Work to do
Lines that hold the word "title" should be located and copied.

Entries from a visual dataset
──────────

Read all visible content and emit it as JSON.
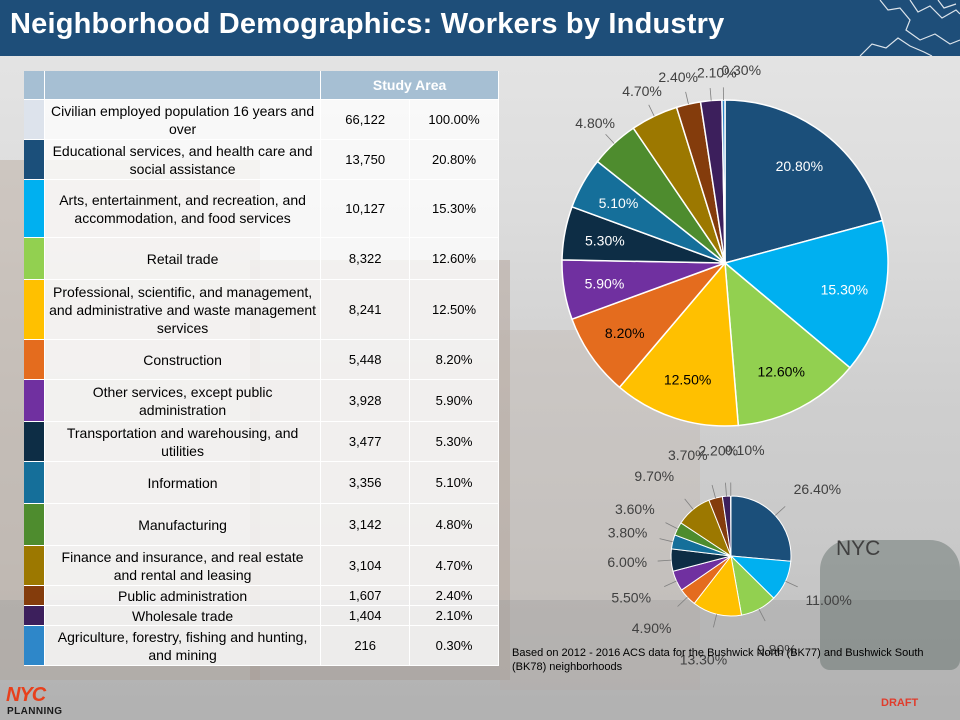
{
  "header": {
    "title": "Neighborhood Demographics:  Workers by Industry"
  },
  "table": {
    "column_header": "Study Area",
    "rows": [
      {
        "industry": "Civilian employed population 16 years and over",
        "count": "66,122",
        "pct": "100.00%",
        "color": "#dde3ec"
      },
      {
        "industry": "Educational services, and health care and social assistance",
        "count": "13,750",
        "pct": "20.80%",
        "color": "#1b4f7a"
      },
      {
        "industry": "Arts, entertainment,  and recreation, and accommodation, and food services",
        "count": "10,127",
        "pct": "15.30%",
        "color": "#00b0f0"
      },
      {
        "industry": "Retail trade",
        "count": "8,322",
        "pct": "12.60%",
        "color": "#92d050"
      },
      {
        "industry": "Professional, scientific, and management, and administrative and waste management services",
        "count": "8,241",
        "pct": "12.50%",
        "color": "#ffc000"
      },
      {
        "industry": "Construction",
        "count": "5,448",
        "pct": "8.20%",
        "color": "#e46c1e"
      },
      {
        "industry": "Other services, except public administration",
        "count": "3,928",
        "pct": "5.90%",
        "color": "#7030a0"
      },
      {
        "industry": "Transportation and warehousing, and utilities",
        "count": "3,477",
        "pct": "5.30%",
        "color": "#0d2d45"
      },
      {
        "industry": "Information",
        "count": "3,356",
        "pct": "5.10%",
        "color": "#156f9a"
      },
      {
        "industry": "Manufacturing",
        "count": "3,142",
        "pct": "4.80%",
        "color": "#4e8c2e"
      },
      {
        "industry": "Finance and insurance, and real estate and rental and leasing",
        "count": "3,104",
        "pct": "4.70%",
        "color": "#9c7800"
      },
      {
        "industry": "Public administration",
        "count": "1,607",
        "pct": "2.40%",
        "color": "#843c0c"
      },
      {
        "industry": "Wholesale trade",
        "count": "1,404",
        "pct": "2.10%",
        "color": "#3c1f5c"
      },
      {
        "industry": "Agriculture, forestry, fishing and hunting, and mining",
        "count": "216",
        "pct": "0.30%",
        "color": "#2e87c9"
      }
    ]
  },
  "chart_data": [
    {
      "type": "pie",
      "labels": [
        "20.80%",
        "15.30%",
        "12.60%",
        "12.50%",
        "8.20%",
        "5.90%",
        "5.30%",
        "5.10%",
        "4.80%",
        "4.70%",
        "2.40%",
        "2.10%",
        "0.30%"
      ],
      "values": [
        20.8,
        15.3,
        12.6,
        12.5,
        8.2,
        5.9,
        5.3,
        5.1,
        4.8,
        4.7,
        2.4,
        2.1,
        0.3
      ],
      "colors": [
        "#1b4f7a",
        "#00b0f0",
        "#92d050",
        "#ffc000",
        "#e46c1e",
        "#7030a0",
        "#0d2d45",
        "#156f9a",
        "#4e8c2e",
        "#9c7800",
        "#843c0c",
        "#3c1f5c",
        "#2e87c9"
      ]
    },
    {
      "type": "pie",
      "title": "NYC",
      "labels": [
        "26.40%",
        "11.00%",
        "9.80%",
        "13.30%",
        "4.90%",
        "5.50%",
        "6.00%",
        "3.80%",
        "3.60%",
        "9.70%",
        "3.70%",
        "2.20%",
        "0.10%"
      ],
      "values": [
        26.4,
        11.0,
        9.8,
        13.3,
        4.9,
        5.5,
        6.0,
        3.8,
        3.6,
        9.7,
        3.7,
        2.2,
        0.1
      ],
      "colors": [
        "#1b4f7a",
        "#00b0f0",
        "#92d050",
        "#ffc000",
        "#e46c1e",
        "#7030a0",
        "#0d2d45",
        "#156f9a",
        "#4e8c2e",
        "#9c7800",
        "#843c0c",
        "#3c1f5c",
        "#2e87c9"
      ]
    }
  ],
  "footer": {
    "note": "Based on 2012 - 2016 ACS data for the Bushwick North (BK77) and  Bushwick South (BK78) neighborhoods",
    "draft": "DRAFT",
    "logo_top": "NYC",
    "logo_bottom": "PLANNING"
  }
}
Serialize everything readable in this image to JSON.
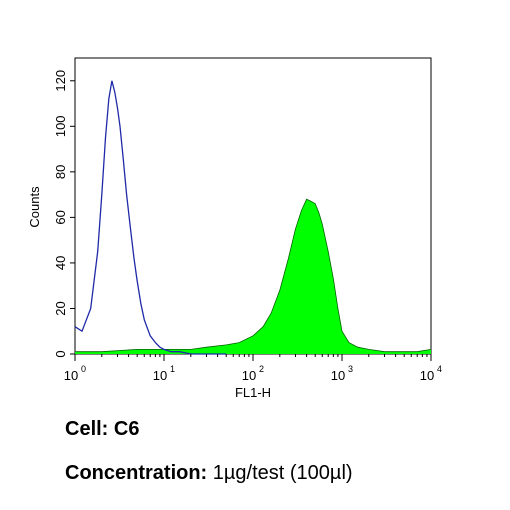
{
  "chart_data": {
    "type": "area",
    "title": "",
    "xlabel": "FL1-H",
    "ylabel": "Counts",
    "xscale": "log",
    "xlim": [
      1,
      10000
    ],
    "ylim": [
      0,
      130
    ],
    "grid": false,
    "legend": "none",
    "x_ticks": [
      {
        "value": 1,
        "base": "10",
        "exp": "0"
      },
      {
        "value": 10,
        "base": "10",
        "exp": "1"
      },
      {
        "value": 100,
        "base": "10",
        "exp": "2"
      },
      {
        "value": 1000,
        "base": "10",
        "exp": "3"
      },
      {
        "value": 10000,
        "base": "10",
        "exp": "4"
      }
    ],
    "y_ticks": [
      "0",
      "20",
      "40",
      "60",
      "80",
      "100",
      "120"
    ],
    "series": [
      {
        "style": "outline",
        "color": "#1f2aa8",
        "x": [
          1,
          1.2,
          1.5,
          1.8,
          2.0,
          2.2,
          2.4,
          2.6,
          2.8,
          3.0,
          3.2,
          3.5,
          3.8,
          4.2,
          4.6,
          5.0,
          5.5,
          6.0,
          7.0,
          8.0,
          9.0,
          10,
          12,
          15,
          20,
          30,
          50
        ],
        "y": [
          12,
          10,
          20,
          45,
          70,
          95,
          112,
          120,
          115,
          108,
          100,
          85,
          70,
          55,
          42,
          32,
          22,
          15,
          8,
          5,
          3,
          2,
          1,
          1,
          0,
          0,
          0
        ]
      },
      {
        "style": "filled",
        "color": "#00ff00",
        "x": [
          1,
          2,
          5,
          10,
          20,
          30,
          50,
          70,
          100,
          130,
          160,
          200,
          250,
          300,
          350,
          400,
          450,
          500,
          550,
          600,
          700,
          800,
          900,
          1000,
          1200,
          1500,
          2000,
          3000,
          5000,
          7000,
          10000
        ],
        "y": [
          1,
          1,
          2,
          2,
          2,
          3,
          4,
          5,
          8,
          12,
          18,
          28,
          42,
          55,
          63,
          68,
          67,
          66,
          62,
          57,
          45,
          33,
          20,
          10,
          5,
          3,
          2,
          1,
          1,
          1,
          2
        ]
      }
    ]
  },
  "caption": {
    "cell_label": "Cell:",
    "cell_value": "C6",
    "concentration_label": "Concentration:",
    "concentration_value": "1µg/test (100µl)"
  }
}
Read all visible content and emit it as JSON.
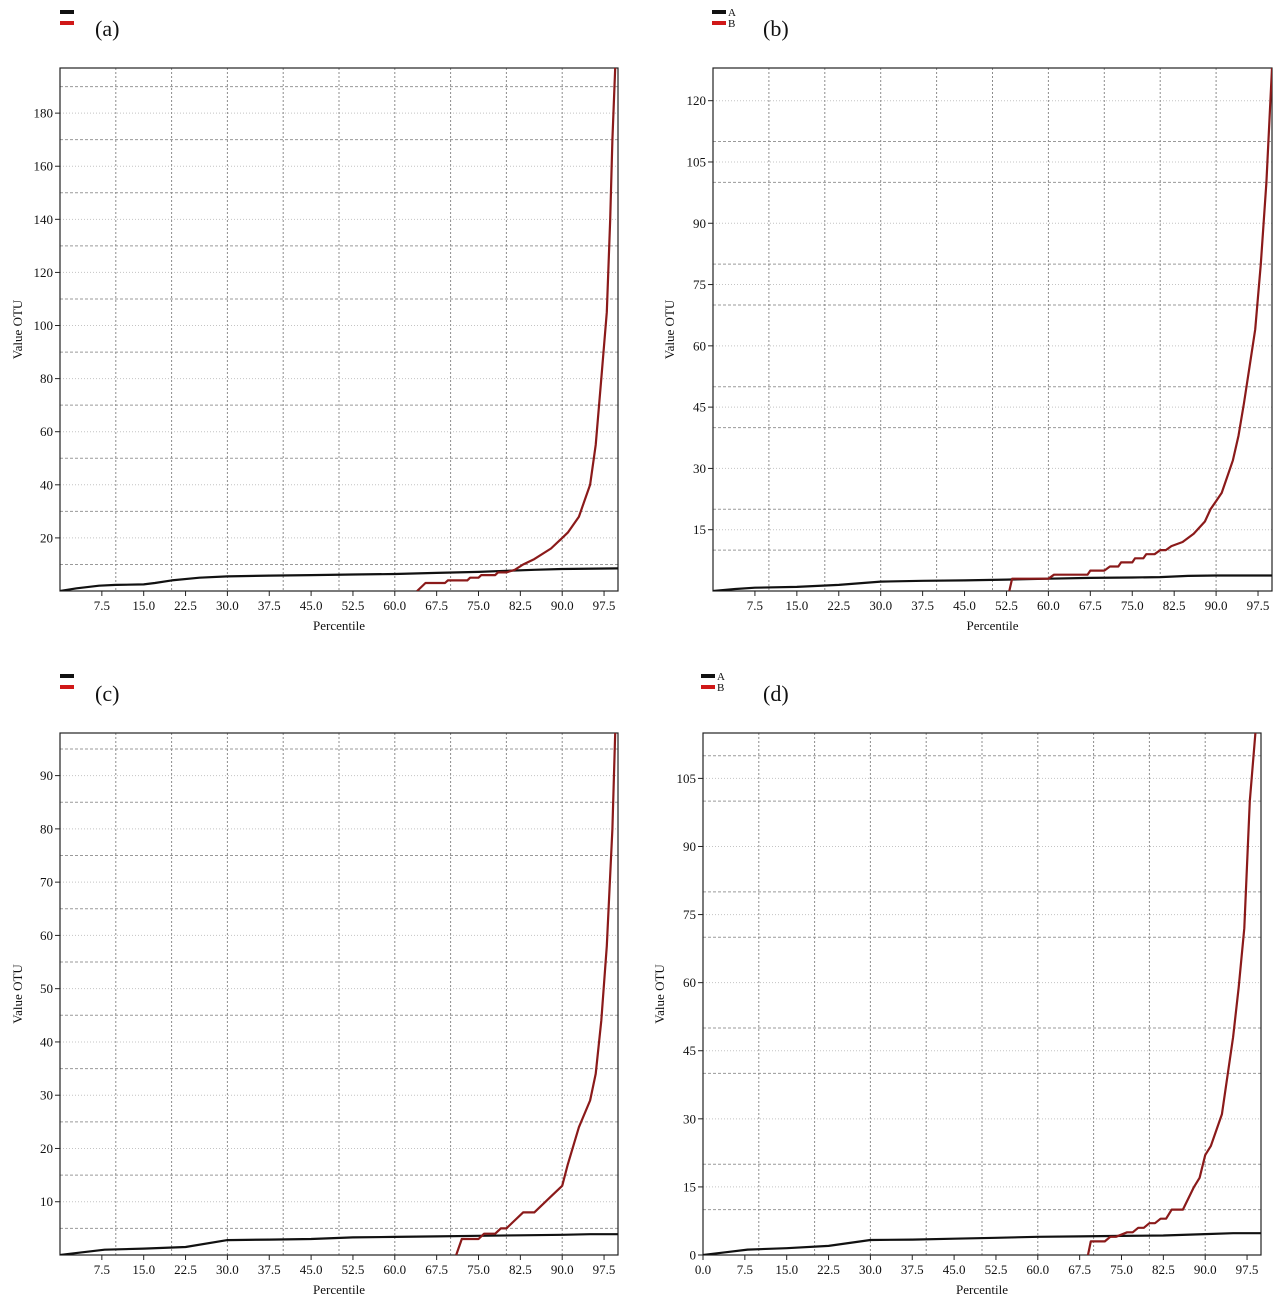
{
  "chart_data": [
    {
      "id": "a",
      "type": "line",
      "panel_label": "(a)",
      "xlabel": "Percentile",
      "ylabel": "Value OTU",
      "xlim": [
        0,
        100
      ],
      "ylim": [
        0,
        197
      ],
      "x_ticks": [
        7.5,
        15.0,
        22.5,
        30.0,
        37.5,
        45.0,
        52.5,
        60.0,
        67.5,
        75.0,
        82.5,
        90.0,
        97.5
      ],
      "x_tick_labels": [
        "7.5",
        "15.0",
        "22.5",
        "30.0",
        "37.5",
        "45.0",
        "52.5",
        "60.0",
        "67.5",
        "75.0",
        "82.5",
        "90.0",
        "97.5"
      ],
      "x_grid": [
        10,
        20,
        30,
        40,
        50,
        60,
        70,
        80,
        90
      ],
      "y_ticks": [
        20,
        40,
        60,
        80,
        100,
        120,
        140,
        160,
        180
      ],
      "y_tick_labels": [
        "20",
        "40",
        "60",
        "80",
        "100",
        "120",
        "140",
        "160",
        "180"
      ],
      "y_grid_dashed": [
        10,
        30,
        50,
        70,
        90,
        110,
        130,
        150,
        170,
        190
      ],
      "legend": [
        {
          "name": "",
          "color": "#111111"
        },
        {
          "name": "",
          "color": "#d01818"
        }
      ],
      "series": [
        {
          "color": "#111111",
          "x": [
            0,
            3,
            7,
            10,
            15,
            17,
            20,
            25,
            30,
            37.5,
            45,
            52.5,
            60,
            67.5,
            75,
            80,
            85,
            90,
            100
          ],
          "y": [
            0,
            1,
            2,
            2.3,
            2.5,
            3,
            4,
            5,
            5.5,
            5.8,
            6,
            6.2,
            6.4,
            6.8,
            7.2,
            7.6,
            8,
            8.3,
            8.5
          ]
        },
        {
          "color": "#8b1a1a",
          "x": [
            64,
            65.5,
            69,
            69.5,
            73,
            73.5,
            75,
            75.5,
            78,
            78.5,
            80,
            81.5,
            83,
            85,
            88,
            90,
            91,
            93,
            95,
            96,
            97,
            98,
            98.6,
            99,
            99.5
          ],
          "y": [
            0,
            3,
            3,
            4,
            4,
            5,
            5,
            6,
            6,
            7,
            7,
            8,
            10,
            12,
            16,
            20,
            22,
            28,
            40,
            55,
            80,
            105,
            140,
            170,
            197
          ]
        }
      ]
    },
    {
      "id": "b",
      "type": "line",
      "panel_label": "(b)",
      "xlabel": "Percentile",
      "ylabel": "Value OTU",
      "xlim": [
        0,
        100
      ],
      "ylim": [
        0,
        128
      ],
      "x_ticks": [
        7.5,
        15.0,
        22.5,
        30.0,
        37.5,
        45.0,
        52.5,
        60.0,
        67.5,
        75.0,
        82.5,
        90.0,
        97.5
      ],
      "x_tick_labels": [
        "7.5",
        "15.0",
        "22.5",
        "30.0",
        "37.5",
        "45.0",
        "52.5",
        "60.0",
        "67.5",
        "75.0",
        "82.5",
        "90.0",
        "97.5"
      ],
      "x_grid": [
        10,
        20,
        30,
        40,
        50,
        60,
        70,
        80,
        90
      ],
      "y_ticks": [
        15,
        30,
        45,
        60,
        75,
        90,
        105,
        120
      ],
      "y_tick_labels": [
        "15",
        "30",
        "45",
        "60",
        "75",
        "90",
        "105",
        "120"
      ],
      "y_grid_dashed": [
        10,
        20,
        40,
        50,
        70,
        80,
        100,
        110
      ],
      "legend": [
        {
          "name": "A",
          "color": "#111111"
        },
        {
          "name": "B",
          "color": "#d01818"
        }
      ],
      "series": [
        {
          "color": "#111111",
          "x": [
            0,
            4,
            7.5,
            15,
            22.5,
            30,
            37.5,
            45,
            52.5,
            60,
            67.5,
            75,
            80,
            85,
            90,
            100
          ],
          "y": [
            0,
            0.5,
            0.8,
            1,
            1.5,
            2.3,
            2.5,
            2.6,
            2.8,
            3,
            3.2,
            3.3,
            3.4,
            3.7,
            3.8,
            3.8
          ]
        },
        {
          "color": "#8b1a1a",
          "x": [
            53,
            53.5,
            60,
            61,
            67,
            67.5,
            70,
            71,
            72.5,
            73,
            75,
            75.5,
            77,
            77.5,
            79,
            80,
            81,
            82,
            84,
            86,
            88,
            89,
            90,
            91,
            92,
            93,
            94,
            95,
            96,
            97,
            98,
            99,
            100
          ],
          "y": [
            0,
            3,
            3,
            4,
            4,
            5,
            5,
            6,
            6,
            7,
            7,
            8,
            8,
            9,
            9,
            10,
            10,
            11,
            12,
            14,
            17,
            20,
            22,
            24,
            28,
            32,
            38,
            46,
            55,
            64,
            80,
            100,
            128
          ]
        }
      ]
    },
    {
      "id": "c",
      "type": "line",
      "panel_label": "(c)",
      "xlabel": "Percentile",
      "ylabel": "Value OTU",
      "xlim": [
        0,
        100
      ],
      "ylim": [
        0,
        98
      ],
      "x_ticks": [
        7.5,
        15.0,
        22.5,
        30.0,
        37.5,
        45.0,
        52.5,
        60.0,
        67.5,
        75.0,
        82.5,
        90.0,
        97.5
      ],
      "x_tick_labels": [
        "7.5",
        "15.0",
        "22.5",
        "30.0",
        "37.5",
        "45.0",
        "52.5",
        "60.0",
        "67.5",
        "75.0",
        "82.5",
        "90.0",
        "97.5"
      ],
      "x_grid": [
        10,
        20,
        30,
        40,
        50,
        60,
        70,
        80,
        90
      ],
      "y_ticks": [
        10,
        20,
        30,
        40,
        50,
        60,
        70,
        80,
        90
      ],
      "y_tick_labels": [
        "10",
        "20",
        "30",
        "40",
        "50",
        "60",
        "70",
        "80",
        "90"
      ],
      "y_grid_dashed": [
        5,
        15,
        25,
        35,
        45,
        55,
        65,
        75,
        85,
        95
      ],
      "legend": [
        {
          "name": "",
          "color": "#111111"
        },
        {
          "name": "",
          "color": "#d01818"
        }
      ],
      "series": [
        {
          "color": "#111111",
          "x": [
            0,
            4,
            8,
            15,
            22.5,
            30,
            37.5,
            45,
            52.5,
            60,
            67.5,
            75,
            82.5,
            90,
            95,
            100
          ],
          "y": [
            0,
            0.5,
            1,
            1.2,
            1.5,
            2.8,
            2.9,
            3,
            3.3,
            3.4,
            3.5,
            3.6,
            3.7,
            3.8,
            3.9,
            3.9
          ]
        },
        {
          "color": "#8b1a1a",
          "x": [
            71,
            72,
            75,
            76,
            78,
            79,
            80,
            81,
            83,
            85,
            88,
            90,
            91,
            93,
            95,
            96,
            97,
            98,
            99,
            99.5
          ],
          "y": [
            0,
            3,
            3,
            4,
            4,
            5,
            5,
            6,
            8,
            8,
            11,
            13,
            17,
            24,
            29,
            34,
            44,
            58,
            80,
            98
          ]
        }
      ]
    },
    {
      "id": "d",
      "type": "line",
      "panel_label": "(d)",
      "xlabel": "Percentile",
      "ylabel": "Value OTU",
      "xlim": [
        0,
        100
      ],
      "ylim": [
        0,
        115
      ],
      "x_ticks": [
        0,
        7.5,
        15.0,
        22.5,
        30.0,
        37.5,
        45.0,
        52.5,
        60.0,
        67.5,
        75.0,
        82.5,
        90.0,
        97.5
      ],
      "x_tick_labels": [
        "0.0",
        "7.5",
        "15.0",
        "22.5",
        "30.0",
        "37.5",
        "45.0",
        "52.5",
        "60.0",
        "67.5",
        "75.0",
        "82.5",
        "90.0",
        "97.5"
      ],
      "x_grid": [
        10,
        20,
        30,
        40,
        50,
        60,
        70,
        80,
        90
      ],
      "y_ticks": [
        0,
        15,
        30,
        45,
        60,
        75,
        90,
        105
      ],
      "y_tick_labels": [
        "0",
        "15",
        "30",
        "45",
        "60",
        "75",
        "90",
        "105"
      ],
      "y_grid_dashed": [
        10,
        20,
        40,
        50,
        70,
        80,
        100,
        110
      ],
      "legend": [
        {
          "name": "A",
          "color": "#111111"
        },
        {
          "name": "B",
          "color": "#d01818"
        }
      ],
      "series": [
        {
          "color": "#111111",
          "x": [
            0,
            4,
            8,
            15,
            22.5,
            30,
            37.5,
            45,
            52.5,
            60,
            67.5,
            75,
            82.5,
            90,
            95,
            100
          ],
          "y": [
            0,
            0.6,
            1.2,
            1.5,
            2,
            3.3,
            3.4,
            3.6,
            3.8,
            4,
            4.1,
            4.2,
            4.3,
            4.6,
            4.8,
            4.8
          ]
        },
        {
          "color": "#8b1a1a",
          "x": [
            69,
            69.5,
            72,
            73,
            74,
            76,
            77,
            78,
            79,
            80,
            81,
            82,
            83,
            84,
            86,
            88,
            89,
            90,
            91,
            93,
            95,
            96,
            97,
            98,
            99
          ],
          "y": [
            0,
            3,
            3,
            4,
            4,
            5,
            5,
            6,
            6,
            7,
            7,
            8,
            8,
            10,
            10,
            15,
            17,
            22,
            24,
            31,
            48,
            59,
            72,
            100,
            115
          ]
        }
      ]
    }
  ]
}
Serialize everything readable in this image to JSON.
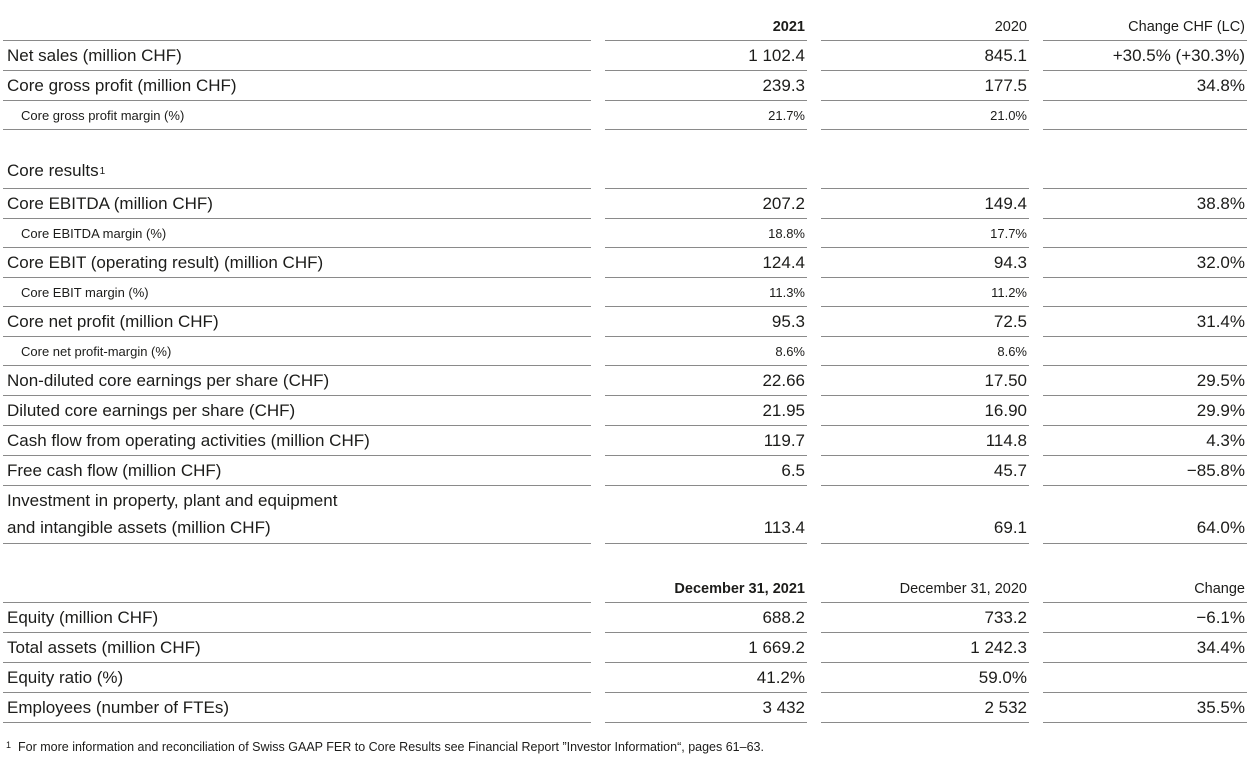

──────────

Task response
    "title": "Neighborhood Demographics:  Workers by Industry"
      "title": "NYC",
    "title": "",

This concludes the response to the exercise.